● Listing
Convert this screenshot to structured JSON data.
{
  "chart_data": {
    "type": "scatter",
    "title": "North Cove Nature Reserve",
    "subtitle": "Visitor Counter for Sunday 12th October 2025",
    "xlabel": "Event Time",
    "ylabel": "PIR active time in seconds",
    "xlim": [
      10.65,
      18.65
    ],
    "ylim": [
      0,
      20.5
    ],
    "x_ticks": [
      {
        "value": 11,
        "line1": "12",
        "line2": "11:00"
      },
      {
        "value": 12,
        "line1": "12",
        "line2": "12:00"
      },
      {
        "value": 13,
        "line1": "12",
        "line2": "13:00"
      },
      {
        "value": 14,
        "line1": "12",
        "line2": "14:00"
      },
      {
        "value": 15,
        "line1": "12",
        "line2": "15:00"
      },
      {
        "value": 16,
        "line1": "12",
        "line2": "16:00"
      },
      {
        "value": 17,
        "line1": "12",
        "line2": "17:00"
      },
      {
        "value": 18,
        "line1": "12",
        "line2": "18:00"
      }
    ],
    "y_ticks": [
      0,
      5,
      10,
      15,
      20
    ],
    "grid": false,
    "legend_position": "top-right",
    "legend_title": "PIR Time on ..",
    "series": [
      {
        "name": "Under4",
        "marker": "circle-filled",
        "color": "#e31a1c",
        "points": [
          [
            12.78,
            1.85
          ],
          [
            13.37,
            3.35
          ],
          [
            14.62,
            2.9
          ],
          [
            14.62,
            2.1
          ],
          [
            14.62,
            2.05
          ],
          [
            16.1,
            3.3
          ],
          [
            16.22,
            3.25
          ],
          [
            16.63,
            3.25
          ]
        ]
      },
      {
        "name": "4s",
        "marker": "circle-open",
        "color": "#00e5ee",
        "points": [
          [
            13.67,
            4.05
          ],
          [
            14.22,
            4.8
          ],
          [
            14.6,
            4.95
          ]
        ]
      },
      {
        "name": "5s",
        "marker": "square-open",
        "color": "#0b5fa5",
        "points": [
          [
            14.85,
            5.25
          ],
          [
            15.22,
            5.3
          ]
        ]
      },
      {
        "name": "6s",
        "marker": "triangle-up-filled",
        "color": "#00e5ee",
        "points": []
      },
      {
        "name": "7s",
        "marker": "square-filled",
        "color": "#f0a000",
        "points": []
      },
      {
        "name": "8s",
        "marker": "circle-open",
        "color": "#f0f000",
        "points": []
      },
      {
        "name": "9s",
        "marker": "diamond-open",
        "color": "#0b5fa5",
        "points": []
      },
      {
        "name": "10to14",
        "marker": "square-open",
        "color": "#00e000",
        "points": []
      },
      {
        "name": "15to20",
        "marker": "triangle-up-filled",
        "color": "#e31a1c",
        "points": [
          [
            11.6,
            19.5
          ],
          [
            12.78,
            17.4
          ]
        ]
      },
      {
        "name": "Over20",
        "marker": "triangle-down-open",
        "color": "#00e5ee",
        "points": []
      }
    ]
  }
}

● Requirement
Return the full listing, character for character.

● Answer in full
Convert this screenshot to structured JSON data.
{
  "chart_data": {
    "type": "scatter",
    "title": "North Cove Nature Reserve",
    "subtitle": "Visitor Counter for Sunday 12th October 2025",
    "xlabel": "Event Time",
    "ylabel": "PIR active time in seconds",
    "xlim": [
      10.65,
      18.65
    ],
    "ylim": [
      0,
      20.5
    ],
    "x_ticks": [
      {
        "value": 11,
        "line1": "12",
        "line2": "11:00"
      },
      {
        "value": 12,
        "line1": "12",
        "line2": "12:00"
      },
      {
        "value": 13,
        "line1": "12",
        "line2": "13:00"
      },
      {
        "value": 14,
        "line1": "12",
        "line2": "14:00"
      },
      {
        "value": 15,
        "line1": "12",
        "line2": "15:00"
      },
      {
        "value": 16,
        "line1": "12",
        "line2": "16:00"
      },
      {
        "value": 17,
        "line1": "12",
        "line2": "17:00"
      },
      {
        "value": 18,
        "line1": "12",
        "line2": "18:00"
      }
    ],
    "y_ticks": [
      0,
      5,
      10,
      15,
      20
    ],
    "grid": false,
    "legend_position": "top-right",
    "legend_title": "PIR Time on ..",
    "series": [
      {
        "name": "Under4",
        "marker": "circle-filled",
        "color": "#e31a1c",
        "points": [
          [
            12.78,
            1.85
          ],
          [
            13.37,
            3.35
          ],
          [
            14.62,
            2.9
          ],
          [
            14.62,
            2.1
          ],
          [
            14.62,
            2.05
          ],
          [
            16.1,
            3.3
          ],
          [
            16.22,
            3.25
          ],
          [
            16.63,
            3.25
          ]
        ]
      },
      {
        "name": "4s",
        "marker": "circle-open",
        "color": "#00e5ee",
        "points": [
          [
            13.67,
            4.05
          ],
          [
            14.22,
            4.8
          ],
          [
            14.6,
            4.95
          ]
        ]
      },
      {
        "name": "5s",
        "marker": "square-open",
        "color": "#0b5fa5",
        "points": [
          [
            14.85,
            5.25
          ],
          [
            15.22,
            5.3
          ]
        ]
      },
      {
        "name": "6s",
        "marker": "triangle-up-filled",
        "color": "#00e5ee",
        "points": []
      },
      {
        "name": "7s",
        "marker": "square-filled",
        "color": "#f0a000",
        "points": []
      },
      {
        "name": "8s",
        "marker": "circle-open",
        "color": "#f0f000",
        "points": []
      },
      {
        "name": "9s",
        "marker": "diamond-open",
        "color": "#0b5fa5",
        "points": []
      },
      {
        "name": "10to14",
        "marker": "square-open",
        "color": "#00e000",
        "points": []
      },
      {
        "name": "15to20",
        "marker": "triangle-up-filled",
        "color": "#e31a1c",
        "points": [
          [
            11.6,
            19.5
          ],
          [
            12.78,
            17.4
          ]
        ]
      },
      {
        "name": "Over20",
        "marker": "triangle-down-open",
        "color": "#00e5ee",
        "points": []
      }
    ]
  }
}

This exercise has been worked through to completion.